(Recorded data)
◆ ◆ ◆ ◆ ◆ ◆ ◆
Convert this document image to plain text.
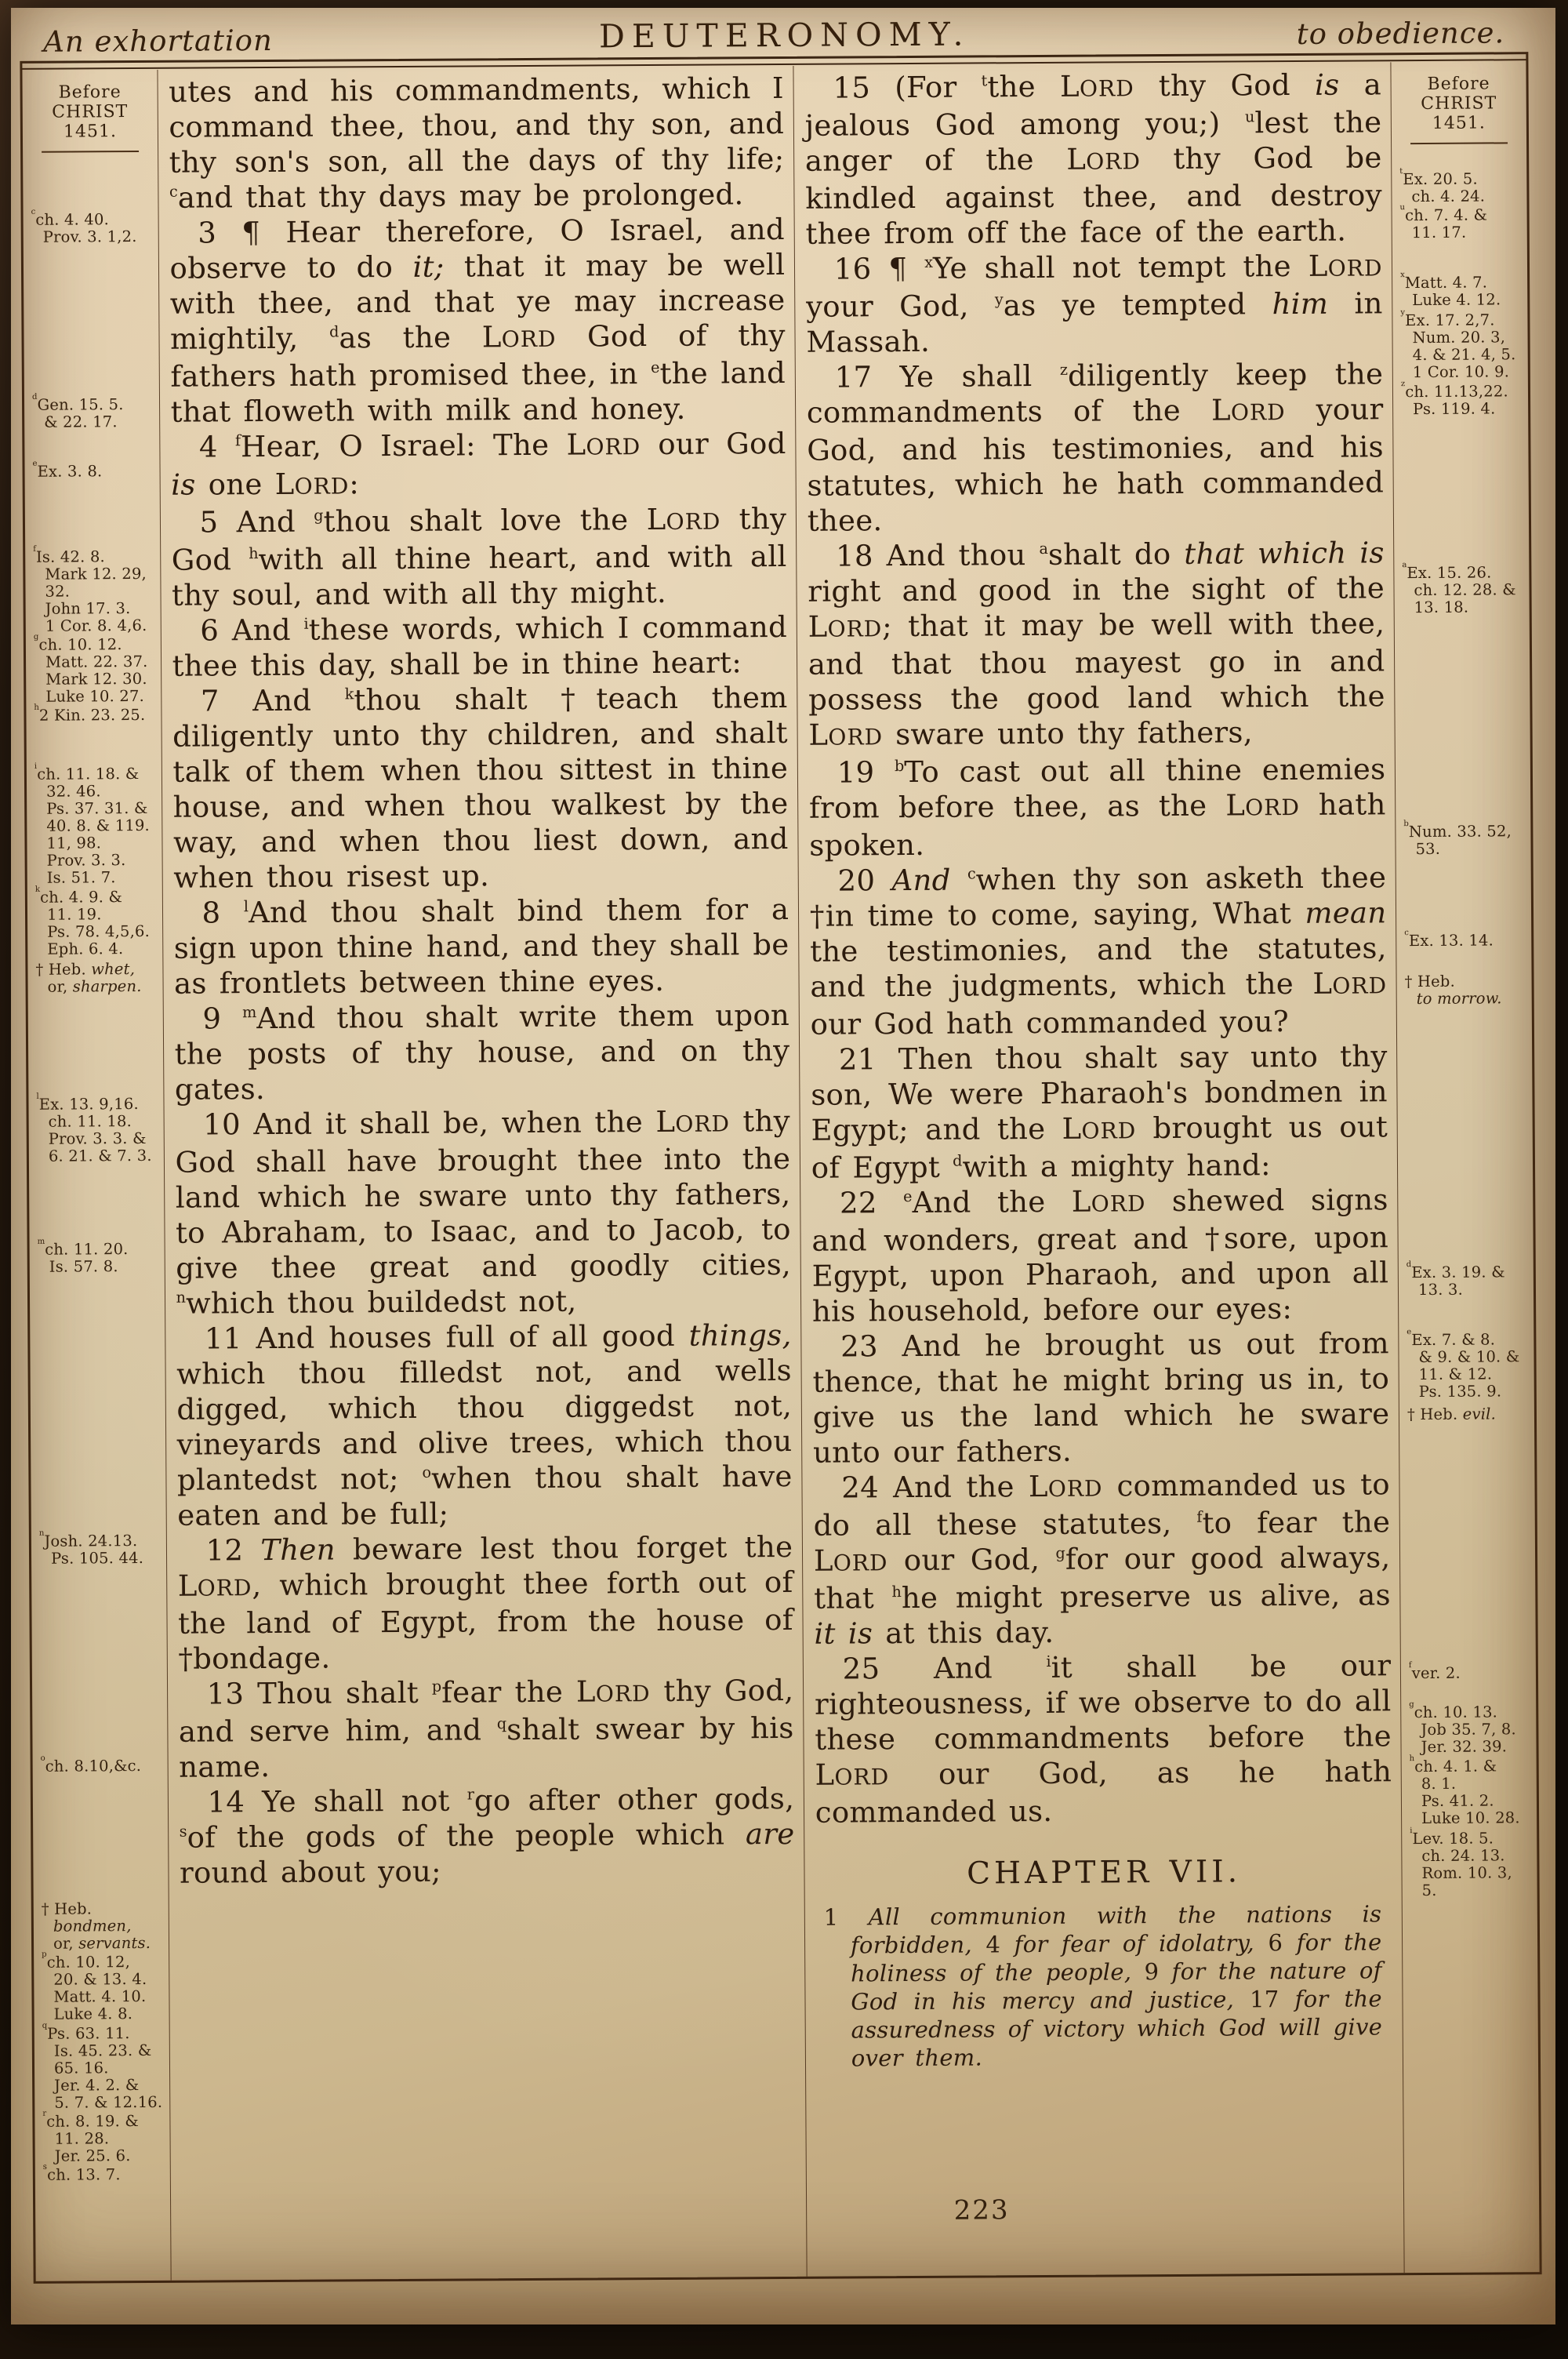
An exhortation	DEUTERONOMY.	to obedience.
Before
CHRIST
1451.
$^c$ch. 4. 40.
Prov. 3. 1,2.
$^d$Gen. 15. 5.
& 22. 17.
$^e$Ex. 3. 8.
$^f$Is. 42. 8.
Mark 12. 29,
32.
John 17. 3.
1 Cor. 8. 4,6.
$^g$ch. 10. 12.
Matt. 22. 37.
Mark 12. 30.
Luke 10. 27.
$^h$2 Kin. 23. 25.
$^i$ch. 11. 18. &
32. 46.
Ps. 37. 31. &
40. 8. & 119.
11, 98.
Prov. 3. 3.
Is. 51. 7.
$^k$ch. 4. 9. &
11. 19.
Ps. 78. 4,5,6.
Eph. 6. 4.
† Heb. whet,
or, sharpen.
$^l$Ex. 13. 9,16.
ch. 11. 18.
Prov. 3. 3. &
6. 21. & 7. 3.
$^m$ch. 11. 20.
Is. 57. 8.
$^n$Josh. 24.13.
Ps. 105. 44.
$^o$ch. 8.10,&c.
† Heb.
bondmen,
or, servants.
$^p$ch. 10. 12,
20. & 13. 4.
Matt. 4. 10.
Luke 4. 8.
$^q$Ps. 63. 11.
Is. 45. 23. &
65. 16.
Jer. 4. 2. &
5. 7. & 12.16.
$^r$ch. 8. 19. &
11. 28.
Jer. 25. 6.
$^s$ch. 13. 7.

utes and his commandments, which I command thee, thou, and thy son, and thy son's son, all the days of thy life; $^c$and that thy days may be prolonged.

3 ¶ Hear therefore, O Israel, and observe to do it; that it may be well with thee, and that ye may increase mightily, $^d$as the LORD God of thy fathers hath promised thee, in $^e$the land that floweth with milk and honey.

4 $^f$Hear, O Israel: The LORD our God is one LORD:

5 And $^g$thou shalt love the LORD thy God $^h$with all thine heart, and with all thy soul, and with all thy might.

6 And $^i$these words, which I command thee this day, shall be in thine heart:

7 And $^k$thou shalt †teach them diligently unto thy children, and shalt talk of them when thou sittest in thine house, and when thou walkest by the way, and when thou liest down, and when thou risest up.

8 $^l$And thou shalt bind them for a sign upon thine hand, and they shall be as frontlets between thine eyes.

9 $^m$And thou shalt write them upon the posts of thy house, and on thy gates.

10 And it shall be, when the LORD thy God shall have brought thee into the land which he sware unto thy fathers, to Abraham, to Isaac, and to Jacob, to give thee great and goodly cities, $^n$which thou buildedst not,

11 And houses full of all good things, which thou filledst not, and wells digged, which thou diggedst not, vineyards and olive trees, which thou plantedst not; $^o$when thou shalt have eaten and be full;

12 Then beware lest thou forget the LORD, which brought thee forth out of the land of Egypt, from the house of †bondage.

13 Thou shalt $^p$fear the LORD thy God, and serve him, and $^q$shalt swear by his name.

14 Ye shall not $^r$go after other gods, $^s$of the gods of the people which are round about you;

15 (For $^t$the LORD thy God is a jealous God among you;) $^u$lest the anger of the LORD thy God be kindled against thee, and destroy thee from off the face of the earth.

16 ¶ $^x$Ye shall not tempt the LORD your God, $^y$as ye tempted him in Massah.

17 Ye shall $^z$diligently keep the commandments of the LORD your God, and his testimonies, and his statutes, which he hath commanded thee.

18 And thou $^a$shalt do that which is right and good in the sight of the LORD; that it may be well with thee, and that thou mayest go in and possess the good land which the LORD sware unto thy fathers,

19 $^b$To cast out all thine enemies from before thee, as the LORD hath spoken.

20 And $^c$when thy son asketh thee †in time to come, saying, What mean the testimonies, and the statutes, and the judgments, which the LORD our God hath commanded you?

21 Then thou shalt say unto thy son, We were Pharaoh's bondmen in Egypt; and the LORD brought us out of Egypt $^d$with a mighty hand:

22 $^e$And the LORD shewed signs and wonders, great and †sore, upon Egypt, upon Pharaoh, and upon all his household, before our eyes:

23 And he brought us out from thence, that he might bring us in, to give us the land which he sware unto our fathers.

24 And the LORD commanded us to do all these statutes, $^f$to fear the LORD our God, $^g$for our good always, that $^h$he might preserve us alive, as it is at this day.

25 And $^i$it shall be our righteousness, if we observe to do all these commandments before the LORD our God, as he hath commanded us.

CHAPTER VII.
1 All communion with the nations is forbidden, 4 for fear of idolatry, 6 for the holiness of the people, 9 for the nature of God in his mercy and justice, 17 for the assuredness of victory which God will give over them.
Before
CHRIST
1451.
$^t$Ex. 20. 5.
ch. 4. 24.
$^u$ch. 7. 4. &
11. 17.
$^x$Matt. 4. 7.
Luke 4. 12.
$^y$Ex. 17. 2,7.
Num. 20. 3,
4. & 21. 4, 5.
1 Cor. 10. 9.
$^z$ch. 11.13,22.
Ps. 119. 4.
$^a$Ex. 15. 26.
ch. 12. 28. &
13. 18.
$^b$Num. 33. 52,
53.
$^c$Ex. 13. 14.
† Heb.
to morrow.
$^d$Ex. 3. 19. &
13. 3.
$^e$Ex. 7. & 8.
& 9. & 10. &
11. & 12.
Ps. 135. 9.
† Heb. evil.
$^f$ver. 2.
$^g$ch. 10. 13.
Job 35. 7, 8.
Jer. 32. 39.
$^h$ch. 4. 1. &
8. 1.
Ps. 41. 2.
Luke 10. 28.
$^i$Lev. 18. 5.
ch. 24. 13.
Rom. 10. 3,
5.
223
◆ ◆ ◆ ◆ ◆ ◆ ◆
• _What you need to do_
What you return should match the records above word for word, minus the pictures.

• _Solution to the exercise_
Convert this document image to plain text.
An exhortation	DEUTERONOMY.	to obedience.
Before
CHRIST
1451.
$^c$ch. 4. 40.
Prov. 3. 1,2.
$^d$Gen. 15. 5.
& 22. 17.
$^e$Ex. 3. 8.
$^f$Is. 42. 8.
Mark 12. 29,
32.
John 17. 3.
1 Cor. 8. 4,6.
$^g$ch. 10. 12.
Matt. 22. 37.
Mark 12. 30.
Luke 10. 27.
$^h$2 Kin. 23. 25.
$^i$ch. 11. 18. &
32. 46.
Ps. 37. 31. &
40. 8. & 119.
11, 98.
Prov. 3. 3.
Is. 51. 7.
$^k$ch. 4. 9. &
11. 19.
Ps. 78. 4,5,6.
Eph. 6. 4.
† Heb. whet,
or, sharpen.
$^l$Ex. 13. 9,16.
ch. 11. 18.
Prov. 3. 3. &
6. 21. & 7. 3.
$^m$ch. 11. 20.
Is. 57. 8.
$^n$Josh. 24.13.
Ps. 105. 44.
$^o$ch. 8.10,&c.
† Heb.
bondmen,
or, servants.
$^p$ch. 10. 12,
20. & 13. 4.
Matt. 4. 10.
Luke 4. 8.
$^q$Ps. 63. 11.
Is. 45. 23. &
65. 16.
Jer. 4. 2. &
5. 7. & 12.16.
$^r$ch. 8. 19. &
11. 28.
Jer. 25. 6.
$^s$ch. 13. 7.

utes and his commandments, which I command thee, thou, and thy son, and thy son's son, all the days of thy life; $^c$and that thy days may be prolonged.

3 ¶ Hear therefore, O Israel, and observe to do it; that it may be well with thee, and that ye may increase mightily, $^d$as the LORD God of thy fathers hath promised thee, in $^e$the land that floweth with milk and honey.

4 $^f$Hear, O Israel: The LORD our God is one LORD:

5 And $^g$thou shalt love the LORD thy God $^h$with all thine heart, and with all thy soul, and with all thy might.

6 And $^i$these words, which I command thee this day, shall be in thine heart:

7 And $^k$thou shalt †teach them diligently unto thy children, and shalt talk of them when thou sittest in thine house, and when thou walkest by the way, and when thou liest down, and when thou risest up.

8 $^l$And thou shalt bind them for a sign upon thine hand, and they shall be as frontlets between thine eyes.

9 $^m$And thou shalt write them upon the posts of thy house, and on thy gates.

10 And it shall be, when the LORD thy God shall have brought thee into the land which he sware unto thy fathers, to Abraham, to Isaac, and to Jacob, to give thee great and goodly cities, $^n$which thou buildedst not,

11 And houses full of all good things, which thou filledst not, and wells digged, which thou diggedst not, vineyards and olive trees, which thou plantedst not; $^o$when thou shalt have eaten and be full;

12 Then beware lest thou forget the LORD, which brought thee forth out of the land of Egypt, from the house of †bondage.

13 Thou shalt $^p$fear the LORD thy God, and serve him, and $^q$shalt swear by his name.

14 Ye shall not $^r$go after other gods, $^s$of the gods of the people which are round about you;

15 (For $^t$the LORD thy God is a jealous God among you;) $^u$lest the anger of the LORD thy God be kindled against thee, and destroy thee from off the face of the earth.

16 ¶ $^x$Ye shall not tempt the LORD your God, $^y$as ye tempted him in Massah.

17 Ye shall $^z$diligently keep the commandments of the LORD your God, and his testimonies, and his statutes, which he hath commanded thee.

18 And thou $^a$shalt do that which is right and good in the sight of the LORD; that it may be well with thee, and that thou mayest go in and possess the good land which the LORD sware unto thy fathers,

19 $^b$To cast out all thine enemies from before thee, as the LORD hath spoken.

20 And $^c$when thy son asketh thee †in time to come, saying, What mean the testimonies, and the statutes, and the judgments, which the LORD our God hath commanded you?

21 Then thou shalt say unto thy son, We were Pharaoh's bondmen in Egypt; and the LORD brought us out of Egypt $^d$with a mighty hand:

22 $^e$And the LORD shewed signs and wonders, great and †sore, upon Egypt, upon Pharaoh, and upon all his household, before our eyes:

23 And he brought us out from thence, that he might bring us in, to give us the land which he sware unto our fathers.

24 And the LORD commanded us to do all these statutes, $^f$to fear the LORD our God, $^g$for our good always, that $^h$he might preserve us alive, as it is at this day.

25 And $^i$it shall be our righteousness, if we observe to do all these commandments before the LORD our God, as he hath commanded us.

CHAPTER VII.
1 All communion with the nations is forbidden, 4 for fear of idolatry, 6 for the holiness of the people, 9 for the nature of God in his mercy and justice, 17 for the assuredness of victory which God will give over them.
Before
CHRIST
1451.
$^t$Ex. 20. 5.
ch. 4. 24.
$^u$ch. 7. 4. &
11. 17.
$^x$Matt. 4. 7.
Luke 4. 12.
$^y$Ex. 17. 2,7.
Num. 20. 3,
4. & 21. 4, 5.
1 Cor. 10. 9.
$^z$ch. 11.13,22.
Ps. 119. 4.
$^a$Ex. 15. 26.
ch. 12. 28. &
13. 18.
$^b$Num. 33. 52,
53.
$^c$Ex. 13. 14.
† Heb.
to morrow.
$^d$Ex. 3. 19. &
13. 3.
$^e$Ex. 7. & 8.
& 9. & 10. &
11. & 12.
Ps. 135. 9.
† Heb. evil.
$^f$ver. 2.
$^g$ch. 10. 13.
Job 35. 7, 8.
Jer. 32. 39.
$^h$ch. 4. 1. &
8. 1.
Ps. 41. 2.
Luke 10. 28.
$^i$Lev. 18. 5.
ch. 24. 13.
Rom. 10. 3,
5.
223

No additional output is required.